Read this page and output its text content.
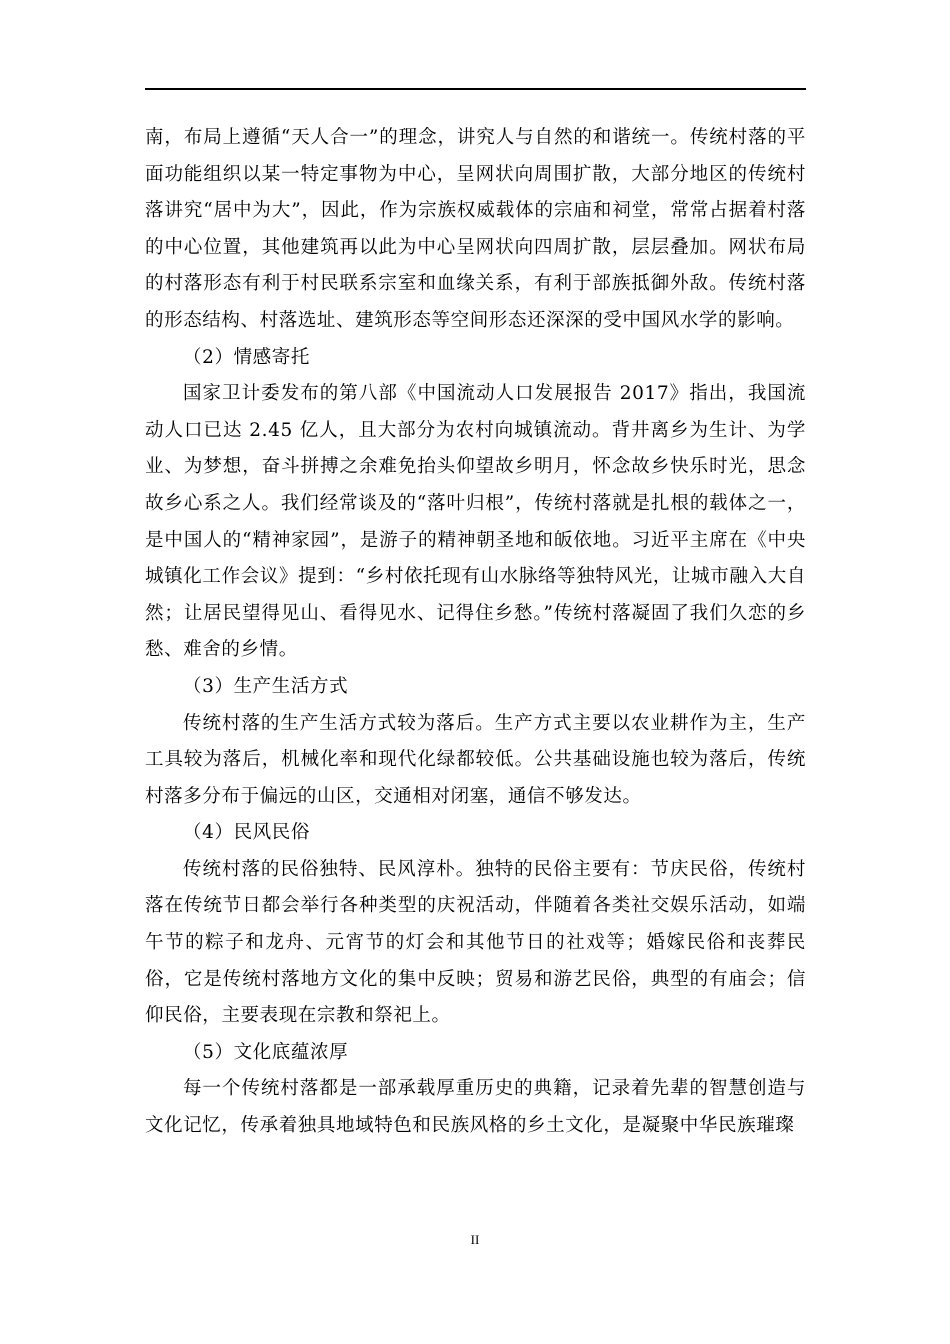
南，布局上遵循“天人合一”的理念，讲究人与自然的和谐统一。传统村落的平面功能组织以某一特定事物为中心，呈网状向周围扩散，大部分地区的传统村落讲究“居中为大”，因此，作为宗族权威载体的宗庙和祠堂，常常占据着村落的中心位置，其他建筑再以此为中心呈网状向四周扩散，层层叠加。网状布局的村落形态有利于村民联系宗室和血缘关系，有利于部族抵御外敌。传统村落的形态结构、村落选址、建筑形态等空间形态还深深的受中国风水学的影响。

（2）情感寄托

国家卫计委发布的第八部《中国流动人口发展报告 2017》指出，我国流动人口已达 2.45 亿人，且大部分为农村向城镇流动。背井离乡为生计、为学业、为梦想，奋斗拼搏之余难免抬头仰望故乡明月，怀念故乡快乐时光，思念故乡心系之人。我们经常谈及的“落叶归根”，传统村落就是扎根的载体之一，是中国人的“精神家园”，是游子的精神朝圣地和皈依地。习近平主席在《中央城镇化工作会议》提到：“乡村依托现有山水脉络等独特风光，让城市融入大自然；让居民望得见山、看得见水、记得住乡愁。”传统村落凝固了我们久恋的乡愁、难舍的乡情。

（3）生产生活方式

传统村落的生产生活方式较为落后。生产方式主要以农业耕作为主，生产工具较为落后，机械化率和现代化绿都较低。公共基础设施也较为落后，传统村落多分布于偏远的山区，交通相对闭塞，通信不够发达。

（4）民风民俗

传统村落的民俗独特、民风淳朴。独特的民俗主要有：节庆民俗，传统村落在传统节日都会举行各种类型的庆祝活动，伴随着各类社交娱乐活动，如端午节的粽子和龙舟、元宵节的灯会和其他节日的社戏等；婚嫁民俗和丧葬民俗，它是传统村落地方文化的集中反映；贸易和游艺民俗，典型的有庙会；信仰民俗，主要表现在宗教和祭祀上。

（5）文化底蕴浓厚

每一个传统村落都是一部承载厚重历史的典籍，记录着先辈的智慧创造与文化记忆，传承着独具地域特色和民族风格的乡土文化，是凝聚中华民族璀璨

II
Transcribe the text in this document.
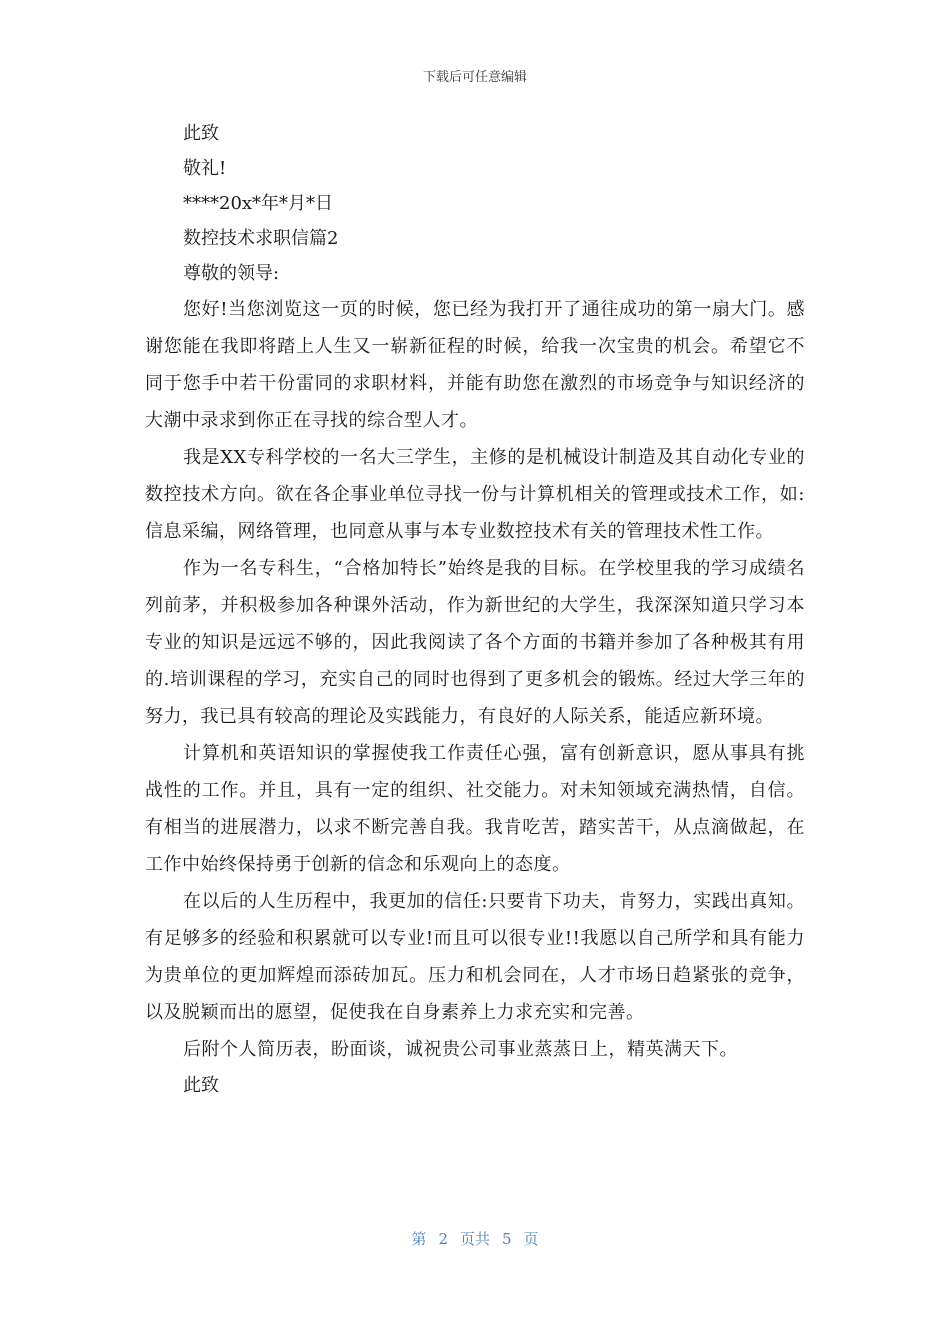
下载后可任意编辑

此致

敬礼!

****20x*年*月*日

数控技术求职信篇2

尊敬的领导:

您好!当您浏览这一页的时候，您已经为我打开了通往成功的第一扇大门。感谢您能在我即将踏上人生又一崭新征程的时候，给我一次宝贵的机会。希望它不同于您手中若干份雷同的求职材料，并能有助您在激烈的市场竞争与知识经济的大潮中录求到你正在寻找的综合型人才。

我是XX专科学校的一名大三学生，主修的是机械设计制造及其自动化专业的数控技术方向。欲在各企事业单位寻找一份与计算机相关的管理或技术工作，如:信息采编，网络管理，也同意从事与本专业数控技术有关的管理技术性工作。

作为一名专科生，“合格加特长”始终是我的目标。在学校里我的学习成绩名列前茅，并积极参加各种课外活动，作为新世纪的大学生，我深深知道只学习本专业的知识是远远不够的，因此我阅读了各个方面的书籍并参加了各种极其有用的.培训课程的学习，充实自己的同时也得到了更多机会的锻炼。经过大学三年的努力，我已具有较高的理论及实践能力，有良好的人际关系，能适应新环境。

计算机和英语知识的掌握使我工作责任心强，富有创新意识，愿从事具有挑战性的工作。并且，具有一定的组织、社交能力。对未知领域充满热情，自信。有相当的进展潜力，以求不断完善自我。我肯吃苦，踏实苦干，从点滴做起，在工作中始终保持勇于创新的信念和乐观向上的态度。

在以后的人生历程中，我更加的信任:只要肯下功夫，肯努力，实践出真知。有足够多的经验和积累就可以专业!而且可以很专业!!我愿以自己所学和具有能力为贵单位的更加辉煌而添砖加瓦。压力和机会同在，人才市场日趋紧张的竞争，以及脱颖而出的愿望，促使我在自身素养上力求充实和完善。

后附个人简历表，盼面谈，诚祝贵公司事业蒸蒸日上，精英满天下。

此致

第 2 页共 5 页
---
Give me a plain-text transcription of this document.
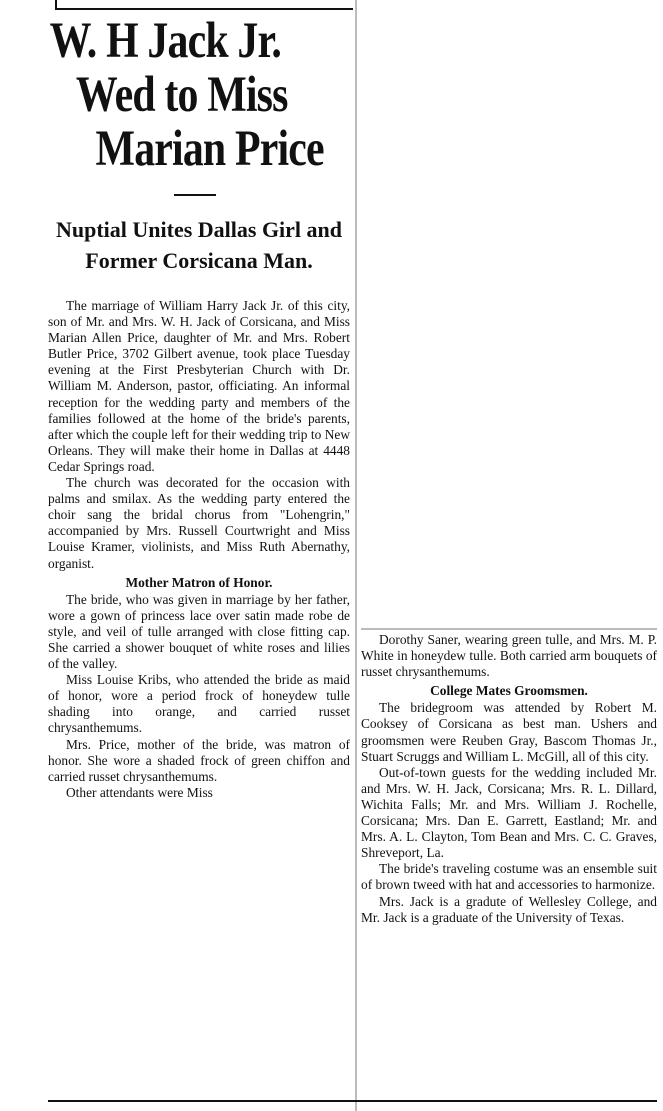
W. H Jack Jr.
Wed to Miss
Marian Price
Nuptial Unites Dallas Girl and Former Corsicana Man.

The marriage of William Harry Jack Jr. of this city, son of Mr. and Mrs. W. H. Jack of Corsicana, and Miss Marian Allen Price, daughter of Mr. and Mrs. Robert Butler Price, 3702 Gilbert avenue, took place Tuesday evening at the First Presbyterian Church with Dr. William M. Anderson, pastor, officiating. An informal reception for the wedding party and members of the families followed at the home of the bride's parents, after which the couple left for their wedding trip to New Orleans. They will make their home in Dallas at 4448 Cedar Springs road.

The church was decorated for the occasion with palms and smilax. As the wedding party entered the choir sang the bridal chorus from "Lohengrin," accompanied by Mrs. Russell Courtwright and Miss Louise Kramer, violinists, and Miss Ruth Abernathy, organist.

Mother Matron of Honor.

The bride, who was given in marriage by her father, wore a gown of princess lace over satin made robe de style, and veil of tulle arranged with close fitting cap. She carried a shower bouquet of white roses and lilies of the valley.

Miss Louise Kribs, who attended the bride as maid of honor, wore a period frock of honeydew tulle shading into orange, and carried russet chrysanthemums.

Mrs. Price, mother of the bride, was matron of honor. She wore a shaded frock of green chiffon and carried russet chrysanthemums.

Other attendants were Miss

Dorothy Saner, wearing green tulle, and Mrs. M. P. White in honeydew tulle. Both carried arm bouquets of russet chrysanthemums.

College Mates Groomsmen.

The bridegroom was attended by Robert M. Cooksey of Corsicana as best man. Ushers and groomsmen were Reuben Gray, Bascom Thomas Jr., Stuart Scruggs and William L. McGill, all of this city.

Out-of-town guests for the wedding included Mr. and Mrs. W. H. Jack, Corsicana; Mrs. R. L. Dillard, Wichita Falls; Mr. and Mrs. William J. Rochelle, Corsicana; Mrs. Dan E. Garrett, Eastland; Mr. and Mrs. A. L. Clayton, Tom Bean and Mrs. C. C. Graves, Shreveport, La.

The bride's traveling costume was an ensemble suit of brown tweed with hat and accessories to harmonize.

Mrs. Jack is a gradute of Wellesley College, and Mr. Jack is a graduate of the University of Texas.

### WHAT YOU WILL DO
Look above for lines with the word "attended" and copy them all.

### THE RESPONSE
Miss Louise Kribs, who attended the bride as maid of honor, wore a period frock of honeydew tulle shading into orange, and carried russet chrysanthemums.
The bridegroom was attended by Robert M. Cooksey of Corsicana as best man. Ushers and groomsmen were Reuben Gray, Bascom Thomas Jr., Stuart Scruggs and William L. McGill, all of this city.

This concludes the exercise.